◆ STATED EXERCISE
Drop the pictures, then extract the listing word for word.

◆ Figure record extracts
○ ○ ○ ○

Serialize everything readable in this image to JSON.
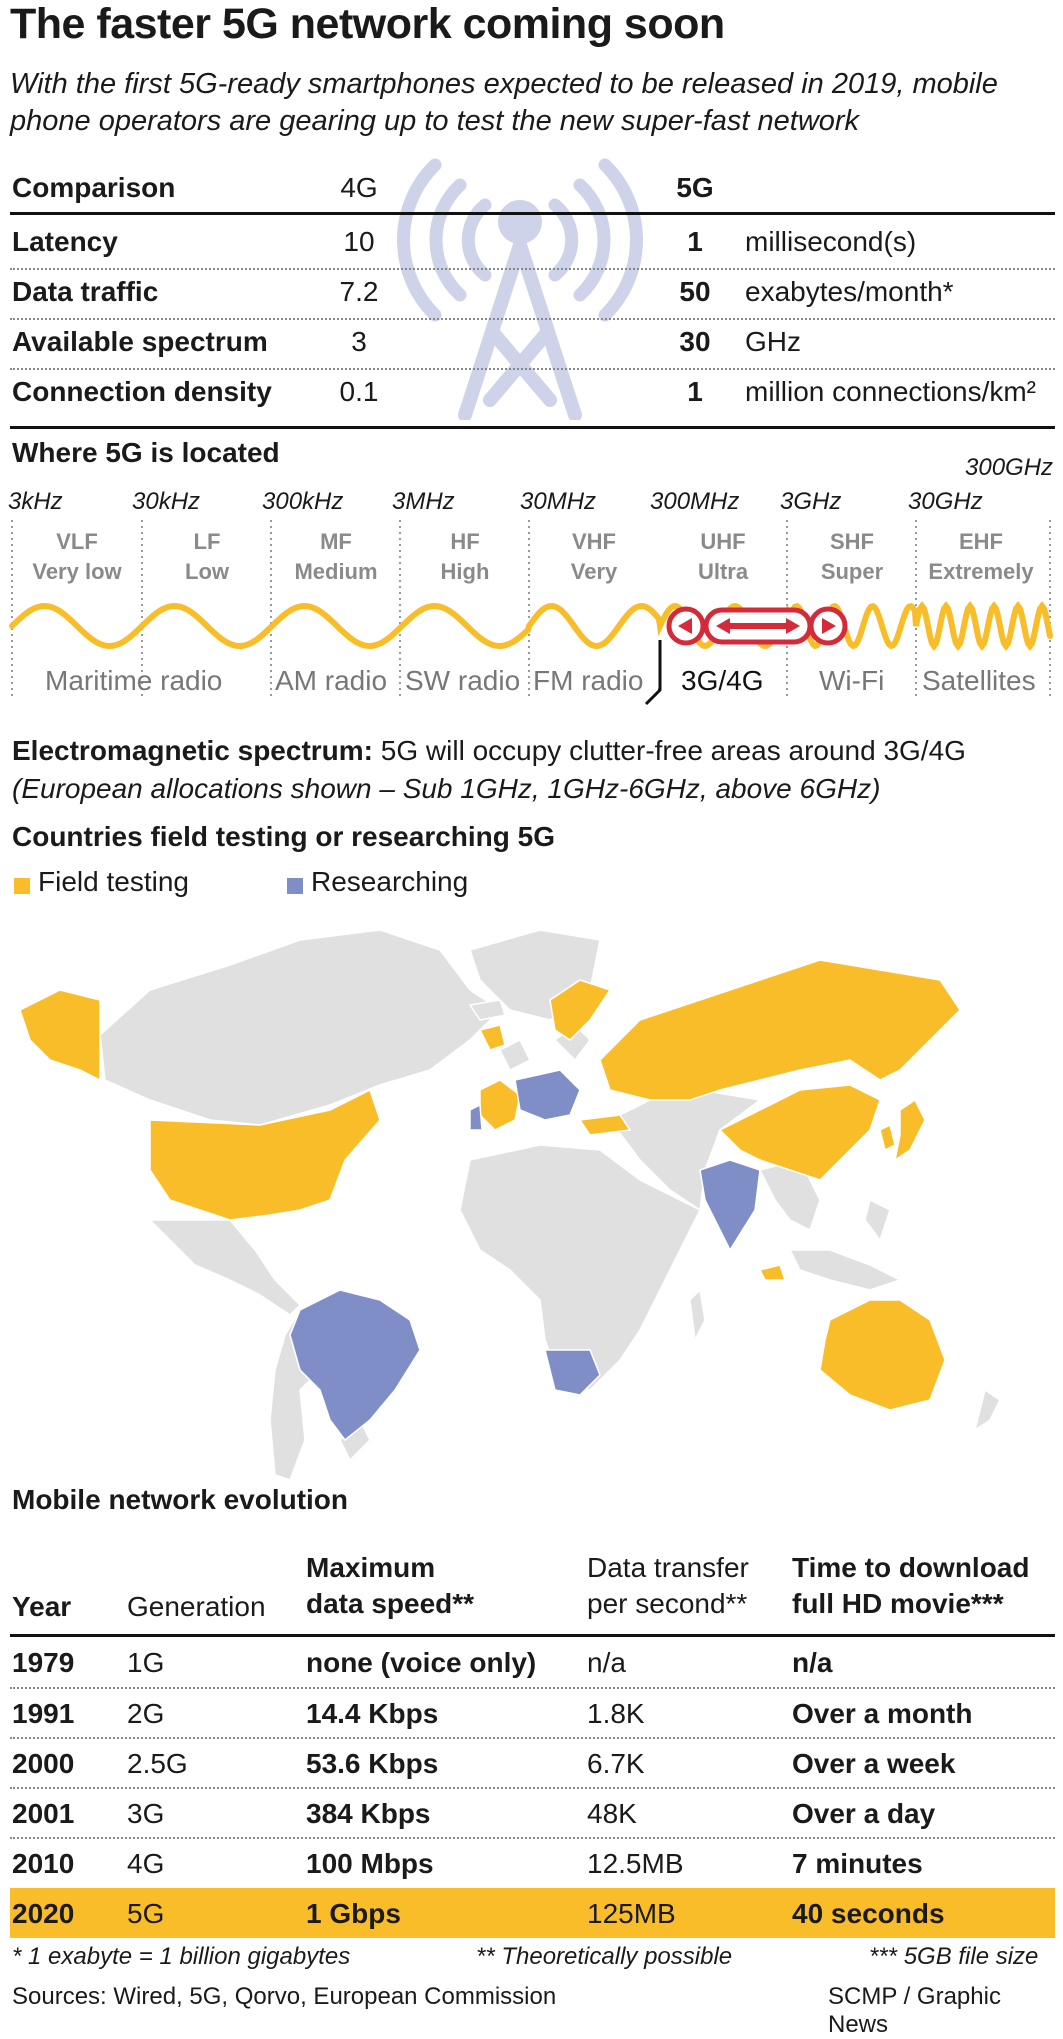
{
  "title": "The faster 5G network coming soon",
  "subtitle": "With the first 5G-ready smartphones expected to be released in 2019, mobile phone operators are gearing up to test the new super-fast network",
  "comparison": {
    "header": [
      "Comparison",
      "4G",
      "5G",
      ""
    ],
    "rows": [
      {
        "label": "Latency",
        "g4": "10",
        "g5": "1",
        "unit": "millisecond(s)"
      },
      {
        "label": "Data traffic",
        "g4": "7.2",
        "g5": "50",
        "unit": "exabytes/month*"
      },
      {
        "label": "Available spectrum",
        "g4": "3",
        "g5": "30",
        "unit": "GHz"
      },
      {
        "label": "Connection density",
        "g4": "0.1",
        "g5": "1",
        "unit": "million connections/km²"
      }
    ]
  },
  "spectrum": {
    "title": "Where 5G is located",
    "frequencies": [
      "3kHz",
      "30kHz",
      "300kHz",
      "3MHz",
      "30MHz",
      "300MHz",
      "3GHz",
      "30GHz",
      "300GHz"
    ],
    "bands": [
      {
        "code": "VLF",
        "name": "Very low"
      },
      {
        "code": "LF",
        "name": "Low"
      },
      {
        "code": "MF",
        "name": "Medium"
      },
      {
        "code": "HF",
        "name": "High"
      },
      {
        "code": "VHF",
        "name": "Very"
      },
      {
        "code": "UHF",
        "name": "Ultra"
      },
      {
        "code": "SHF",
        "name": "Super"
      },
      {
        "code": "EHF",
        "name": "Extremely"
      }
    ],
    "uses": [
      "Maritime radio",
      "AM radio",
      "SW radio",
      "FM radio",
      "3G/4G",
      "Wi-Fi",
      "Satellites"
    ],
    "caption_bold": "Electromagnetic spectrum:",
    "caption": "5G will occupy clutter-free areas around 3G/4G",
    "caption_italic": "(European allocations shown – Sub 1GHz, 1GHz-6GHz, above 6GHz)",
    "colors": {
      "wave": "#f9bd2a",
      "marker": "#d42a3a"
    }
  },
  "map": {
    "title": "Countries field testing or researching 5G",
    "legend": [
      {
        "label": "Field testing",
        "color": "#f9bd2a"
      },
      {
        "label": "Researching",
        "color": "#7f8ec6"
      }
    ],
    "land_color": "#e0e0e0"
  },
  "evolution": {
    "title": "Mobile network evolution",
    "headers": {
      "year": "Year",
      "generation": "Generation",
      "speed_1": "Maximum",
      "speed_2": "data speed**",
      "transfer_1": "Data transfer",
      "transfer_2": "per second**",
      "download_1": "Time to download",
      "download_2": "full HD movie***"
    },
    "rows": [
      {
        "year": "1979",
        "gen": "1G",
        "speed": "none (voice only)",
        "transfer": "n/a",
        "download": "n/a"
      },
      {
        "year": "1991",
        "gen": "2G",
        "speed": "14.4 Kbps",
        "transfer": "1.8K",
        "download": "Over a month"
      },
      {
        "year": "2000",
        "gen": "2.5G",
        "speed": "53.6 Kbps",
        "transfer": "6.7K",
        "download": "Over a week"
      },
      {
        "year": "2001",
        "gen": "3G",
        "speed": "384 Kbps",
        "transfer": "48K",
        "download": "Over a day"
      },
      {
        "year": "2010",
        "gen": "4G",
        "speed": "100 Mbps",
        "transfer": "12.5MB",
        "download": "7 minutes"
      },
      {
        "year": "2020",
        "gen": "5G",
        "speed": "1 Gbps",
        "transfer": "125MB",
        "download": "40 seconds"
      }
    ],
    "highlight_color": "#f9bd2a"
  },
  "footnotes": {
    "n1": "* 1 exabyte = 1 billion gigabytes",
    "n2": "** Theoretically possible",
    "n3": "*** 5GB file size"
  },
  "sources": "Sources: Wired, 5G, Qorvo, European Commission",
  "credit": "SCMP / Graphic News"
}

○ ○ ○ ○

◆ RESULT OF THIS TASK
Serialize everything readable in this image to JSON.
{
  "title": "The faster 5G network coming soon",
  "subtitle": "With the first 5G-ready smartphones expected to be released in 2019, mobile phone operators are gearing up to test the new super-fast network",
  "comparison": {
    "header": [
      "Comparison",
      "4G",
      "5G",
      ""
    ],
    "rows": [
      {
        "label": "Latency",
        "g4": "10",
        "g5": "1",
        "unit": "millisecond(s)"
      },
      {
        "label": "Data traffic",
        "g4": "7.2",
        "g5": "50",
        "unit": "exabytes/month*"
      },
      {
        "label": "Available spectrum",
        "g4": "3",
        "g5": "30",
        "unit": "GHz"
      },
      {
        "label": "Connection density",
        "g4": "0.1",
        "g5": "1",
        "unit": "million connections/km²"
      }
    ]
  },
  "spectrum": {
    "title": "Where 5G is located",
    "frequencies": [
      "3kHz",
      "30kHz",
      "300kHz",
      "3MHz",
      "30MHz",
      "300MHz",
      "3GHz",
      "30GHz",
      "300GHz"
    ],
    "bands": [
      {
        "code": "VLF",
        "name": "Very low"
      },
      {
        "code": "LF",
        "name": "Low"
      },
      {
        "code": "MF",
        "name": "Medium"
      },
      {
        "code": "HF",
        "name": "High"
      },
      {
        "code": "VHF",
        "name": "Very"
      },
      {
        "code": "UHF",
        "name": "Ultra"
      },
      {
        "code": "SHF",
        "name": "Super"
      },
      {
        "code": "EHF",
        "name": "Extremely"
      }
    ],
    "uses": [
      "Maritime radio",
      "AM radio",
      "SW radio",
      "FM radio",
      "3G/4G",
      "Wi-Fi",
      "Satellites"
    ],
    "caption_bold": "Electromagnetic spectrum:",
    "caption": "5G will occupy clutter-free areas around 3G/4G",
    "caption_italic": "(European allocations shown – Sub 1GHz, 1GHz-6GHz, above 6GHz)",
    "colors": {
      "wave": "#f9bd2a",
      "marker": "#d42a3a"
    }
  },
  "map": {
    "title": "Countries field testing or researching 5G",
    "legend": [
      {
        "label": "Field testing",
        "color": "#f9bd2a"
      },
      {
        "label": "Researching",
        "color": "#7f8ec6"
      }
    ],
    "land_color": "#e0e0e0"
  },
  "evolution": {
    "title": "Mobile network evolution",
    "headers": {
      "year": "Year",
      "generation": "Generation",
      "speed_1": "Maximum",
      "speed_2": "data speed**",
      "transfer_1": "Data transfer",
      "transfer_2": "per second**",
      "download_1": "Time to download",
      "download_2": "full HD movie***"
    },
    "rows": [
      {
        "year": "1979",
        "gen": "1G",
        "speed": "none (voice only)",
        "transfer": "n/a",
        "download": "n/a"
      },
      {
        "year": "1991",
        "gen": "2G",
        "speed": "14.4 Kbps",
        "transfer": "1.8K",
        "download": "Over a month"
      },
      {
        "year": "2000",
        "gen": "2.5G",
        "speed": "53.6 Kbps",
        "transfer": "6.7K",
        "download": "Over a week"
      },
      {
        "year": "2001",
        "gen": "3G",
        "speed": "384 Kbps",
        "transfer": "48K",
        "download": "Over a day"
      },
      {
        "year": "2010",
        "gen": "4G",
        "speed": "100 Mbps",
        "transfer": "12.5MB",
        "download": "7 minutes"
      },
      {
        "year": "2020",
        "gen": "5G",
        "speed": "1 Gbps",
        "transfer": "125MB",
        "download": "40 seconds"
      }
    ],
    "highlight_color": "#f9bd2a"
  },
  "footnotes": {
    "n1": "* 1 exabyte = 1 billion gigabytes",
    "n2": "** Theoretically possible",
    "n3": "*** 5GB file size"
  },
  "sources": "Sources: Wired, 5G, Qorvo, European Commission",
  "credit": "SCMP / Graphic News"
}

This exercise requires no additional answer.